(Records from a data collection)

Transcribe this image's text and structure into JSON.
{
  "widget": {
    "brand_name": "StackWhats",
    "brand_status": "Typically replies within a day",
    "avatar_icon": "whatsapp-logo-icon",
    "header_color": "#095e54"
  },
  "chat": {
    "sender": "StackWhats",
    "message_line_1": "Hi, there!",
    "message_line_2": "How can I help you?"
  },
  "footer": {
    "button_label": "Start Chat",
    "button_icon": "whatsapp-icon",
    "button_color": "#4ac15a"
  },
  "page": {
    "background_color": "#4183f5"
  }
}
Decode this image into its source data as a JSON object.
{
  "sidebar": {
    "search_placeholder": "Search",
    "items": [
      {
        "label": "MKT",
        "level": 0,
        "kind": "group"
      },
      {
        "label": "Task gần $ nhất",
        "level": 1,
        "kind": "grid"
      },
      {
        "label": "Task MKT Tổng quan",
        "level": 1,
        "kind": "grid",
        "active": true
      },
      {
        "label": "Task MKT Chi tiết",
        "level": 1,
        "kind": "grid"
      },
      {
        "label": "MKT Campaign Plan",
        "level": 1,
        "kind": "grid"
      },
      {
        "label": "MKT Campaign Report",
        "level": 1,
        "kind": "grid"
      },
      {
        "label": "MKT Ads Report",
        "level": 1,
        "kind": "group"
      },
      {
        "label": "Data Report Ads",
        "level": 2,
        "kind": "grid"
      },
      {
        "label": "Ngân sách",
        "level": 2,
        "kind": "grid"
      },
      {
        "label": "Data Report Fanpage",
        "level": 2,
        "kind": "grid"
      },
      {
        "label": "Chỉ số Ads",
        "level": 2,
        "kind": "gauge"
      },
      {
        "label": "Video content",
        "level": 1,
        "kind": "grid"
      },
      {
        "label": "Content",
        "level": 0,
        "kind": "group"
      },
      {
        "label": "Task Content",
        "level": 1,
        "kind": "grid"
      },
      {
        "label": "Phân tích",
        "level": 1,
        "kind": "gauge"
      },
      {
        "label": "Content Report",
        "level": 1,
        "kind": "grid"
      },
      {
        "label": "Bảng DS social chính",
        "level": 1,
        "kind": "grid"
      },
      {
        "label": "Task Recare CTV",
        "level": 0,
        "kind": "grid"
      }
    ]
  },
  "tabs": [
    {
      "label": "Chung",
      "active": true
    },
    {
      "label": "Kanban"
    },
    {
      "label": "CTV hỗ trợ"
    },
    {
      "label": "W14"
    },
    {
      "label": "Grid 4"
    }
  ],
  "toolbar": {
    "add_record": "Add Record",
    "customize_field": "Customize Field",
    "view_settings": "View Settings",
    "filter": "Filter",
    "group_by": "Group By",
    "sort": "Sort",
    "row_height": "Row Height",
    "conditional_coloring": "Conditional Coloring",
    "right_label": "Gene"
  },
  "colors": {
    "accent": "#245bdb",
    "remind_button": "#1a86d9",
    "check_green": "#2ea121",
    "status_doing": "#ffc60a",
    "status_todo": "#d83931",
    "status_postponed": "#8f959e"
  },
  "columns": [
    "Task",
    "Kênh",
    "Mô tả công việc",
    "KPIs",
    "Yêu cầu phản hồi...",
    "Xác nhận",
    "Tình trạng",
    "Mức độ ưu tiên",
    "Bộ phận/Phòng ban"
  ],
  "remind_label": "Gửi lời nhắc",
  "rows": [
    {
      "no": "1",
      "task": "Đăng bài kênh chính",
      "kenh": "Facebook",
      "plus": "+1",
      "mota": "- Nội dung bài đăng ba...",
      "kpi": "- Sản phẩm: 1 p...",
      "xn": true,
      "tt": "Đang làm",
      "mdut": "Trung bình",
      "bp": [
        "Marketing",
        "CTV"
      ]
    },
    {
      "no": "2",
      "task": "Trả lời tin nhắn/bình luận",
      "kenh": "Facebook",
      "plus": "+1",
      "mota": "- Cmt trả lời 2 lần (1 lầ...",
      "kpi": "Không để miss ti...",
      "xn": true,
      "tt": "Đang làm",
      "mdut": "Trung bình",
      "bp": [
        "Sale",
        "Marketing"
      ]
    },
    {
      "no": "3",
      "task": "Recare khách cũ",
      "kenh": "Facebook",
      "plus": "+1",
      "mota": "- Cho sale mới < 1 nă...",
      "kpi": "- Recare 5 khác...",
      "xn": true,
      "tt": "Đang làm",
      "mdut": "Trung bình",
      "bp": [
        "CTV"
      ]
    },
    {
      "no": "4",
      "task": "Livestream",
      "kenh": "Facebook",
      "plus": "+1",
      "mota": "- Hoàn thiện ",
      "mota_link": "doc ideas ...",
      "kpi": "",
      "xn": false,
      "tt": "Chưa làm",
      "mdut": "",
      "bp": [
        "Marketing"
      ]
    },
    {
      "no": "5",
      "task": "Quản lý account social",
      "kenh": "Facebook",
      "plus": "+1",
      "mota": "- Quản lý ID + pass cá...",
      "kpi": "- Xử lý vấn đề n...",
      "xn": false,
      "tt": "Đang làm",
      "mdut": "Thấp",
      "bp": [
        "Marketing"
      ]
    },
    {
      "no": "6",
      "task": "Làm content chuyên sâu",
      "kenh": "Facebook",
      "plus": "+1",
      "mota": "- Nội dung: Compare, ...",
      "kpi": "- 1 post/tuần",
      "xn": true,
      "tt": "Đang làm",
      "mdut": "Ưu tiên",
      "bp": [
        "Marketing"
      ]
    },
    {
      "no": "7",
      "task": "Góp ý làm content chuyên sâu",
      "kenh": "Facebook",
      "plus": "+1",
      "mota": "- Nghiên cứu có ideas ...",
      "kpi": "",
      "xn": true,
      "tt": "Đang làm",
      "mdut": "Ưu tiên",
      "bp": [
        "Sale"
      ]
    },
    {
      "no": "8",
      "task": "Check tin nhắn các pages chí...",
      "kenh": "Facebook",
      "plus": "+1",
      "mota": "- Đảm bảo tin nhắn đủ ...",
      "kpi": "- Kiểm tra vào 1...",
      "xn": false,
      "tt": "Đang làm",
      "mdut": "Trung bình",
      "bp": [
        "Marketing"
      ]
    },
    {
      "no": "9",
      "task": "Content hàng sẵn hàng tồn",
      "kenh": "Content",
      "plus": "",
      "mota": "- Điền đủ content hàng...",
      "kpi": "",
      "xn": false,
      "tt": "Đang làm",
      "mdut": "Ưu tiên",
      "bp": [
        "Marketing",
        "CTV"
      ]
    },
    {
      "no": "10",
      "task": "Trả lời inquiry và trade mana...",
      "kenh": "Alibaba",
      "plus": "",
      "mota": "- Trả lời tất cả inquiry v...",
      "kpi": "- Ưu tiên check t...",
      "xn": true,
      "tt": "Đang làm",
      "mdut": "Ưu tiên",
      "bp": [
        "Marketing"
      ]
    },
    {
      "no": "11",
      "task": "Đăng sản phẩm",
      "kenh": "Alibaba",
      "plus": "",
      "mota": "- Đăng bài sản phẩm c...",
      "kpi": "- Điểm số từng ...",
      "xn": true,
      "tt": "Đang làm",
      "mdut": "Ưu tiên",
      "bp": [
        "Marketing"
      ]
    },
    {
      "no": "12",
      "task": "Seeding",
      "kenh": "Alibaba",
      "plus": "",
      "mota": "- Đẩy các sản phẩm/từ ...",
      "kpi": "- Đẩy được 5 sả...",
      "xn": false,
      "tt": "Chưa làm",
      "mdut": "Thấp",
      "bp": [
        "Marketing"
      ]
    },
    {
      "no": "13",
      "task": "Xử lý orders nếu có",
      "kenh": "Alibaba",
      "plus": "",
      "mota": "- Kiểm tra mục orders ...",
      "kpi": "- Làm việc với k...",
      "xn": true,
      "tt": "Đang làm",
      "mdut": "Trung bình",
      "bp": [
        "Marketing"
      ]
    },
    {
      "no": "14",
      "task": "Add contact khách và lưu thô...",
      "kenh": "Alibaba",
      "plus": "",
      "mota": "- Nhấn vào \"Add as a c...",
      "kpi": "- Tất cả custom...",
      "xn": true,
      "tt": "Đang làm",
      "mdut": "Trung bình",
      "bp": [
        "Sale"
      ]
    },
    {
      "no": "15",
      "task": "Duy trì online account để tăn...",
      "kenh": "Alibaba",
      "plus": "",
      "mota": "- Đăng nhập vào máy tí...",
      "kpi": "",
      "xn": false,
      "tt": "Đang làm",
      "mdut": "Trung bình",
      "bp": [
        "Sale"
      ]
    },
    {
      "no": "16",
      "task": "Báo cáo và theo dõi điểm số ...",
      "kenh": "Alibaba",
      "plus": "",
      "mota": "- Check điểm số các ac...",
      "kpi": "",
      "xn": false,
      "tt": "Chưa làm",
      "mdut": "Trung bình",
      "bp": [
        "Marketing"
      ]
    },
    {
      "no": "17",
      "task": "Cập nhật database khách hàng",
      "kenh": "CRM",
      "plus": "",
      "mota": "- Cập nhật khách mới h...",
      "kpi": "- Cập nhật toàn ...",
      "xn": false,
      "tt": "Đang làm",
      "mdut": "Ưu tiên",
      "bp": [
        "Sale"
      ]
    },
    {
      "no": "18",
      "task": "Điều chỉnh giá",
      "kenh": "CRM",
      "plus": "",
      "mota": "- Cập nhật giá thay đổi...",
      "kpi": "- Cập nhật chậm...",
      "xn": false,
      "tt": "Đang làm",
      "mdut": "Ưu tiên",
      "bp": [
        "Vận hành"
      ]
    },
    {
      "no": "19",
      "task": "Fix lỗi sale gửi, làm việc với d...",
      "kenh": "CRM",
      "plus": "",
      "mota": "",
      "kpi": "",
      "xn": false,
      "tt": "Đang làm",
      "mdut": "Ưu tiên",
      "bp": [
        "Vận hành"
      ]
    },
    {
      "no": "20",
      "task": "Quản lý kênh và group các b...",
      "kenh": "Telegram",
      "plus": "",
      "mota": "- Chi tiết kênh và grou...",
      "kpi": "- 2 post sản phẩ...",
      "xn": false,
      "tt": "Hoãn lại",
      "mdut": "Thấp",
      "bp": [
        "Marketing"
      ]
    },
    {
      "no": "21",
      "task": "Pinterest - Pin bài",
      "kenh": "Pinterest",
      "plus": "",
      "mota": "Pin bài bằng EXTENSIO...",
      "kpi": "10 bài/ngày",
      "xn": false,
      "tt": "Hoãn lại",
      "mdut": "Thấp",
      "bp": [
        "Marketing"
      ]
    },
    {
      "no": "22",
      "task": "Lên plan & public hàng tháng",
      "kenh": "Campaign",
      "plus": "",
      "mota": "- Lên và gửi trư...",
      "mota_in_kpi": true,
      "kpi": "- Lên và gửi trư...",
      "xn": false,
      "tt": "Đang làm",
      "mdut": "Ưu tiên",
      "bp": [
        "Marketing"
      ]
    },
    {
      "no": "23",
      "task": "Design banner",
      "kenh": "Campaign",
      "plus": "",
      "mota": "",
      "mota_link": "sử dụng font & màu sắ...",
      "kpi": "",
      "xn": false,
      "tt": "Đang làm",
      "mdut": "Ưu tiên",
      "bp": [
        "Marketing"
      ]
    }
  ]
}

— What is needed —
Report all lines of the material that contain the word "việc".

— Result of this exercise —
    "Mô tả công việc",
      "kpi": "- Làm việc với k...",
      "task": "Fix lỗi sale gửi, làm việc với d...",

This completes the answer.